== JOB ==
Go through the entries below and collect each line with the string "marker" in it.
# start of DATASET
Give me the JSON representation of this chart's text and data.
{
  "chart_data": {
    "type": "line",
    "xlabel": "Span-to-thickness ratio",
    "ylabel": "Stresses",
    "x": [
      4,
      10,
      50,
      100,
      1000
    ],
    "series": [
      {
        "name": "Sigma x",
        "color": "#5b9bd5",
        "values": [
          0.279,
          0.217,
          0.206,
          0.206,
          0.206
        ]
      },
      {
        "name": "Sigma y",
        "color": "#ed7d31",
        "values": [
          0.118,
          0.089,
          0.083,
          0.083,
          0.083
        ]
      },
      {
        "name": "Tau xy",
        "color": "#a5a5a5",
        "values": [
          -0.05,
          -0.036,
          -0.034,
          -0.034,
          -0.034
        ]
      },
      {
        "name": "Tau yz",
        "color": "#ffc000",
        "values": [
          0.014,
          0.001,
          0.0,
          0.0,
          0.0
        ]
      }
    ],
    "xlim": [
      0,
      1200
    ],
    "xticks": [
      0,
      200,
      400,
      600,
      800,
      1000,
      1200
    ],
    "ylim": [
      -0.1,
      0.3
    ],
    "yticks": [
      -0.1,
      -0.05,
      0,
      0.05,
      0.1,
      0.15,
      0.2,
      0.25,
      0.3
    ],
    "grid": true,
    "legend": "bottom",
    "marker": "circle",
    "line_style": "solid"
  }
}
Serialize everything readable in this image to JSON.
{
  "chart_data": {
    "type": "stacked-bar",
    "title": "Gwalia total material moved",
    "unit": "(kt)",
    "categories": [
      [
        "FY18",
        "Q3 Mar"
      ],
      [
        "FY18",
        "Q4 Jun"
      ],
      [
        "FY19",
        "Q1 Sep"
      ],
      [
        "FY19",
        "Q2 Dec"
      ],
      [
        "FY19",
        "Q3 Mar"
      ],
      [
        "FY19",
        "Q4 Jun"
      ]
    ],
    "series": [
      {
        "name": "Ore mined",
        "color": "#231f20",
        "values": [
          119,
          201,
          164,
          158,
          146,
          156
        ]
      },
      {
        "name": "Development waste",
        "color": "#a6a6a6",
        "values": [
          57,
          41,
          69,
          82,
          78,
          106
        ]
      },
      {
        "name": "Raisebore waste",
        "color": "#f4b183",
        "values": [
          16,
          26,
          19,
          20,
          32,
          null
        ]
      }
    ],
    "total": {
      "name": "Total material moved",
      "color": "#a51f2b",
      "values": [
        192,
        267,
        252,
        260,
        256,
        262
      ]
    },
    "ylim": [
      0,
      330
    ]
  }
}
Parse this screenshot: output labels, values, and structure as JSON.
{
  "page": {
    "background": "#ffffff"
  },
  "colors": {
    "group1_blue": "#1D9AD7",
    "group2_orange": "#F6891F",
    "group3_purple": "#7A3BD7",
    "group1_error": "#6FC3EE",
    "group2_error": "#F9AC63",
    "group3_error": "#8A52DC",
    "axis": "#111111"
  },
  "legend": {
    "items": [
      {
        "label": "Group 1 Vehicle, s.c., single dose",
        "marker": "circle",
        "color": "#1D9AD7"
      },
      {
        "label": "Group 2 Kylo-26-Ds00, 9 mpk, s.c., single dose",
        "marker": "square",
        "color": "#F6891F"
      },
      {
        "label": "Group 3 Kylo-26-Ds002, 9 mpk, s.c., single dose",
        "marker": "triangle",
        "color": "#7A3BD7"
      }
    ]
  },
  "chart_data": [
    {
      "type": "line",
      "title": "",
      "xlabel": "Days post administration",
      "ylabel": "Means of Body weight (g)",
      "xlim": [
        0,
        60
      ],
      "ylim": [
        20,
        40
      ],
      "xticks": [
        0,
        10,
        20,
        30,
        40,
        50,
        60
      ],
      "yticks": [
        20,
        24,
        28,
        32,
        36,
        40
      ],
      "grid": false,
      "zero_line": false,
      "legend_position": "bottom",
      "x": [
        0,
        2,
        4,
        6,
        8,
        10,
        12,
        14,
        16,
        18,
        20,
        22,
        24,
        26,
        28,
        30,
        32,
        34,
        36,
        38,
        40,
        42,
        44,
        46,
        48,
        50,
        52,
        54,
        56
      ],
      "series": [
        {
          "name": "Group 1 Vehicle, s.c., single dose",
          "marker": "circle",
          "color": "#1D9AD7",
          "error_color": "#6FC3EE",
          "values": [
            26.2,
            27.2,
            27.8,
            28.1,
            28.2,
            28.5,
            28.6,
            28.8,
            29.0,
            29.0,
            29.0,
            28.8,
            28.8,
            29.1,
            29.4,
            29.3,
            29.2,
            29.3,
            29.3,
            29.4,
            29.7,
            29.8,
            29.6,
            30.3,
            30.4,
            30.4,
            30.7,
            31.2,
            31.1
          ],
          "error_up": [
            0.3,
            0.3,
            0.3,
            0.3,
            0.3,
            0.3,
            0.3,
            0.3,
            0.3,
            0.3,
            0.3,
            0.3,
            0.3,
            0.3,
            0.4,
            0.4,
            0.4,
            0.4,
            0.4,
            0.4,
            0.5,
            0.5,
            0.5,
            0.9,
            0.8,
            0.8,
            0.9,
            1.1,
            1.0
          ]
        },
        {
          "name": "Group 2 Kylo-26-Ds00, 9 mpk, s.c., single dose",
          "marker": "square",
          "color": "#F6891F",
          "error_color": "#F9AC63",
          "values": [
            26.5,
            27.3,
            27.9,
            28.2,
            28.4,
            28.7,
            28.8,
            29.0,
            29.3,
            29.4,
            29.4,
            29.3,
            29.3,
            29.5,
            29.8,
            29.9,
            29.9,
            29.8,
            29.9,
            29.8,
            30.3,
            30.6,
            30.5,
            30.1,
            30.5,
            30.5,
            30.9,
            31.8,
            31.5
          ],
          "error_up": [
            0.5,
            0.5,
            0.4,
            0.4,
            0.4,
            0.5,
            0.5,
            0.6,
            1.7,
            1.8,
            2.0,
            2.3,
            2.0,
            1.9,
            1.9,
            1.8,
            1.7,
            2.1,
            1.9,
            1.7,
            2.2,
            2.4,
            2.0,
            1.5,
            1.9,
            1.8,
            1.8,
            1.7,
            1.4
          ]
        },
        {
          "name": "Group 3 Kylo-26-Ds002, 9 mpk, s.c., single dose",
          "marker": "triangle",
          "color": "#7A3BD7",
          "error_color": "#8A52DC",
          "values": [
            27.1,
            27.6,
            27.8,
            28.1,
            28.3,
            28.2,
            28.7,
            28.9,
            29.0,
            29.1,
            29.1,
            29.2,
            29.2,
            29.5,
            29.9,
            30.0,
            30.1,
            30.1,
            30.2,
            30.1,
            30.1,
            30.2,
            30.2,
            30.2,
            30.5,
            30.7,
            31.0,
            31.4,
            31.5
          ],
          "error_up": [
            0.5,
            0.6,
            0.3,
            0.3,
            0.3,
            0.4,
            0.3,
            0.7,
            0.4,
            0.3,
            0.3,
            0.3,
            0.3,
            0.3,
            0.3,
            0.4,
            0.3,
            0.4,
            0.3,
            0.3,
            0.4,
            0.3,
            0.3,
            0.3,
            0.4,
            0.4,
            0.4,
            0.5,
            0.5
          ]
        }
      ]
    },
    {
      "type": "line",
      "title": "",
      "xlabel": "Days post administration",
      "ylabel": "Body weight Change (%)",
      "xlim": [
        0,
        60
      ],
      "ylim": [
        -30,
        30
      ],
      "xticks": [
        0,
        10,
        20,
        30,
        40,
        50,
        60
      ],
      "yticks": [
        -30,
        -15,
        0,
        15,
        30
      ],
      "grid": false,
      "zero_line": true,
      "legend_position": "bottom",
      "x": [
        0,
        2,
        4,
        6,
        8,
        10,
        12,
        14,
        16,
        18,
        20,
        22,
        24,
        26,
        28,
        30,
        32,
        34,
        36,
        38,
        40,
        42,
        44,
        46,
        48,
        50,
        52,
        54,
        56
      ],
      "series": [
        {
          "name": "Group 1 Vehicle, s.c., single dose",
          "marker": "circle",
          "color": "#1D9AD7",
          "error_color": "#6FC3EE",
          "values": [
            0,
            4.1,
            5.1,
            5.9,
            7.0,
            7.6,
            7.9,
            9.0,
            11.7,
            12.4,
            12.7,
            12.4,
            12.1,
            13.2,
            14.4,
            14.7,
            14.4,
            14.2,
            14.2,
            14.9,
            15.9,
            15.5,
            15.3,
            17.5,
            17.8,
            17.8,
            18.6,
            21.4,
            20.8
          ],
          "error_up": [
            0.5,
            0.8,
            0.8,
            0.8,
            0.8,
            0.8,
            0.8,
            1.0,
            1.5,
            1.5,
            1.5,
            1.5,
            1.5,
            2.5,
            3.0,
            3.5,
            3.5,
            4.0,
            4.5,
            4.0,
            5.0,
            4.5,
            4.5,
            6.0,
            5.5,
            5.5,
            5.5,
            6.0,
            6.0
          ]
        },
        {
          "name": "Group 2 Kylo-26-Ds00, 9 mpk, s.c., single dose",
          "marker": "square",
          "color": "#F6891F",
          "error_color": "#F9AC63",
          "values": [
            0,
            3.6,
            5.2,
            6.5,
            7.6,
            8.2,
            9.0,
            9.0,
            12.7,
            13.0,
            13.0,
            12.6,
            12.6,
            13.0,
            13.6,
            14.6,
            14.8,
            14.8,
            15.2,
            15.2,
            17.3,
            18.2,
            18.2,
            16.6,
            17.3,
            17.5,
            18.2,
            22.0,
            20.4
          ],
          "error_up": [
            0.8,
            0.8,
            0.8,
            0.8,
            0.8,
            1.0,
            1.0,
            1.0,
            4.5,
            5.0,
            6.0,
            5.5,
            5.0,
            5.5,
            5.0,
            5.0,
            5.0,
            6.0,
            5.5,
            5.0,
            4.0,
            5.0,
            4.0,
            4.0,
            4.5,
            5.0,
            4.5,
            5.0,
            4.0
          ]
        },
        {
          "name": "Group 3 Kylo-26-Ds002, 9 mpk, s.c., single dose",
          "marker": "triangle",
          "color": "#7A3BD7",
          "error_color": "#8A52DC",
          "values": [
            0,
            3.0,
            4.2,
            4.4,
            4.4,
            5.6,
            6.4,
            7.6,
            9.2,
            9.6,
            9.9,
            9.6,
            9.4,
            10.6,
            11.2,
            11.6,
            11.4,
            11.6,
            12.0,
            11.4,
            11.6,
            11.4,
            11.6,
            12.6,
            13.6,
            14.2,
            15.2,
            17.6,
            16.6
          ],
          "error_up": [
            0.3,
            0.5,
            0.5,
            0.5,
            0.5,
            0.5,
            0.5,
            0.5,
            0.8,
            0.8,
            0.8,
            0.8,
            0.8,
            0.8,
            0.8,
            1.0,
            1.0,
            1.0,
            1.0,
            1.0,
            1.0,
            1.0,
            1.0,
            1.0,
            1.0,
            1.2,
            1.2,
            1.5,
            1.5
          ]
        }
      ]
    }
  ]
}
# end of DATASET
== EXERCISE ANSWER ==
    "marker": "circle",
        "marker": "circle",
        "marker": "square",
        "marker": "triangle",
          "marker": "circle",
          "marker": "square",
          "marker": "triangle",
          "marker": "circle",
          "marker": "square",
          "marker": "triangle",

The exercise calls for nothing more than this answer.